• _INSTRUCTION_: Answer with a single number: the count of lines that hold "mehr".

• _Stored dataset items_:

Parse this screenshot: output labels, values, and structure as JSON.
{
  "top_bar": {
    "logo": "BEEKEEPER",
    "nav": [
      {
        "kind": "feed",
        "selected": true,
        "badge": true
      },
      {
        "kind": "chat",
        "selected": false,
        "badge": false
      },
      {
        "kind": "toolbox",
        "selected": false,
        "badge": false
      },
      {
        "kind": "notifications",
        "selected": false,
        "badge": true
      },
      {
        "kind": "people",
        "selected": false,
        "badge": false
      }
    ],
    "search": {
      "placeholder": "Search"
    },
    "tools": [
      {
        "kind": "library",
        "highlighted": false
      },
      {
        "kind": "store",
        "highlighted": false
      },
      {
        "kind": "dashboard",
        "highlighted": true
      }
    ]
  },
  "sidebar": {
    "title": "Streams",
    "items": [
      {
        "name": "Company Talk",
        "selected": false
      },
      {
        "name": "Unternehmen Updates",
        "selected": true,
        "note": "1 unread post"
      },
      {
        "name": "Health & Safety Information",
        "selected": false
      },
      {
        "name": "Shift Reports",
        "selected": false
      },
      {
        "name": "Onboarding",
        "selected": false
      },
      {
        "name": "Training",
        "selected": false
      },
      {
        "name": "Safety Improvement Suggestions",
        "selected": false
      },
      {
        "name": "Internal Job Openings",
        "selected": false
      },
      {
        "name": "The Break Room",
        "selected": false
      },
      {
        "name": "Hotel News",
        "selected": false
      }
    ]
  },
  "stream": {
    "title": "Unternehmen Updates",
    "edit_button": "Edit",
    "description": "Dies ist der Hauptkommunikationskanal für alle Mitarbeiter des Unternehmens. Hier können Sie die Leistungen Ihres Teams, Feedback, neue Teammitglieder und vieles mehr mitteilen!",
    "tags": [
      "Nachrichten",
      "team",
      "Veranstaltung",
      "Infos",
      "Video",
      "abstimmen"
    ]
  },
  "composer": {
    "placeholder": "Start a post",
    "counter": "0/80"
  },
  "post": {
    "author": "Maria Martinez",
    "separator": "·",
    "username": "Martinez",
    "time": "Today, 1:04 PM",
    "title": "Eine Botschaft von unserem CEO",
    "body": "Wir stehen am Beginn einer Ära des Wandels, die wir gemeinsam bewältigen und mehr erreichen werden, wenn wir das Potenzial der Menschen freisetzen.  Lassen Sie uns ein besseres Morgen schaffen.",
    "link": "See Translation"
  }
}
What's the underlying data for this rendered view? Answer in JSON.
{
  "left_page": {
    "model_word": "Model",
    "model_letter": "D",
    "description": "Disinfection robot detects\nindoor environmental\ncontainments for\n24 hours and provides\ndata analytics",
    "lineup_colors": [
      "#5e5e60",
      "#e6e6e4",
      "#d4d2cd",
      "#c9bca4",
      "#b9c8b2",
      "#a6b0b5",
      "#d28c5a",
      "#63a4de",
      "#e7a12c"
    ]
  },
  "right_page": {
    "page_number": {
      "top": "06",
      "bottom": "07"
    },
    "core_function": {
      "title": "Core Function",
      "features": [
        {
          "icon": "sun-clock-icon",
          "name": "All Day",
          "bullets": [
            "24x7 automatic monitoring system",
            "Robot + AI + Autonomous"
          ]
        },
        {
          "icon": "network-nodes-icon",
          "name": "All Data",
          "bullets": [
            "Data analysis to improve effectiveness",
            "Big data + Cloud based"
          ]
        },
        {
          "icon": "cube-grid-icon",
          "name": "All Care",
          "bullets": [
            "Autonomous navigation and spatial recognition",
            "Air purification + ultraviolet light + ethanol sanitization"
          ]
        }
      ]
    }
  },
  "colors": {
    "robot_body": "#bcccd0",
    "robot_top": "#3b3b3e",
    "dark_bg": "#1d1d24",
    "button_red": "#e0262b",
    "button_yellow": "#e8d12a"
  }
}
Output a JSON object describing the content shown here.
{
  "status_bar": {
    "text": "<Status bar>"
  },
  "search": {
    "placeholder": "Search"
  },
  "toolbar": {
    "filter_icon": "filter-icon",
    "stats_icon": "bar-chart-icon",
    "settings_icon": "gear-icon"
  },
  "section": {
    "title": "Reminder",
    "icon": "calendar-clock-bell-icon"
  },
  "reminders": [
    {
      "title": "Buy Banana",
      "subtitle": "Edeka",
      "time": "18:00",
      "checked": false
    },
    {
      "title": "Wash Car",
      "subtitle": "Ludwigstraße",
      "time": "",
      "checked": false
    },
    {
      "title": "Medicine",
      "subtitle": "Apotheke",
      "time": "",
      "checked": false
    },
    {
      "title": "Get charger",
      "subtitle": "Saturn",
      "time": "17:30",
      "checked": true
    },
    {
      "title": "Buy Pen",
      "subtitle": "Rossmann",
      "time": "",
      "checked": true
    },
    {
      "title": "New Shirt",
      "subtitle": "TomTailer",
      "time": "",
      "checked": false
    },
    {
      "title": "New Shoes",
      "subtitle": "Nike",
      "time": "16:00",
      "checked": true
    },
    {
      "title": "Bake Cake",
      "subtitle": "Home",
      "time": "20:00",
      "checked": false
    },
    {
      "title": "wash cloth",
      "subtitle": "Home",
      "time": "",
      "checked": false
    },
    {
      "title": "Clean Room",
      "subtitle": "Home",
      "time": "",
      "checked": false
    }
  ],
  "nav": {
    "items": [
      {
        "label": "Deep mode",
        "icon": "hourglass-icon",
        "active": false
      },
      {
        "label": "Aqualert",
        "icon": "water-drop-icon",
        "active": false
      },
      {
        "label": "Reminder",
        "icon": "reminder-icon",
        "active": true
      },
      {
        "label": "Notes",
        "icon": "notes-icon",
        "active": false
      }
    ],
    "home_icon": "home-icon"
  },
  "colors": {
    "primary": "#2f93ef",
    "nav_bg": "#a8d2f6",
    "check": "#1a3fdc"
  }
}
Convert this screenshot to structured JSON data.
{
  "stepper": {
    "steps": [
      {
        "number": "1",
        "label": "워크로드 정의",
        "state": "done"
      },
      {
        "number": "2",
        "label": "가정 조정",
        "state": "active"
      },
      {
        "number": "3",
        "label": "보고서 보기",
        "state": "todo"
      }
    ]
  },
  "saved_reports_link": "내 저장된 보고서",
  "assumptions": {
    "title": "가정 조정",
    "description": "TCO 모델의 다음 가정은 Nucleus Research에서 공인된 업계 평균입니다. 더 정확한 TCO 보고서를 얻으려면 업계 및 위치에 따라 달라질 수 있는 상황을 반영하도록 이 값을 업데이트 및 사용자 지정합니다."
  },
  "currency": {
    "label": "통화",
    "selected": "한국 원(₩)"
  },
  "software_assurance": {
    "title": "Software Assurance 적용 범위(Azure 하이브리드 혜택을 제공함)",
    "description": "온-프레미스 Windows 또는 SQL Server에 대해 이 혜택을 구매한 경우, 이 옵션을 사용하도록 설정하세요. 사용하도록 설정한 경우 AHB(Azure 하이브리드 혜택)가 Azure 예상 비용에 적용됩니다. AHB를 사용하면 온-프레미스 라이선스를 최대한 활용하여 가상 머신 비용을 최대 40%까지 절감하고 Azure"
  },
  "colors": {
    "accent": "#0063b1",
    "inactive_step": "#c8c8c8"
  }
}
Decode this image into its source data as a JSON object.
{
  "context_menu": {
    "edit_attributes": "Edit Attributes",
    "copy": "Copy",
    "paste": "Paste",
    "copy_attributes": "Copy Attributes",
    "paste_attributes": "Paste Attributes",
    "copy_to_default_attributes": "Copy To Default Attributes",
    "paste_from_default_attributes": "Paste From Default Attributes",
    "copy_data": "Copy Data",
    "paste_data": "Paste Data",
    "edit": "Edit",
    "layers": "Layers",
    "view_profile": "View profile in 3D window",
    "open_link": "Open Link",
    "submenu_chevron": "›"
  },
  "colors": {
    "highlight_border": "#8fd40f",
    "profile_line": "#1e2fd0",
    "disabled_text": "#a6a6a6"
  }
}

• _ANSWER FOR THE TASK_: 2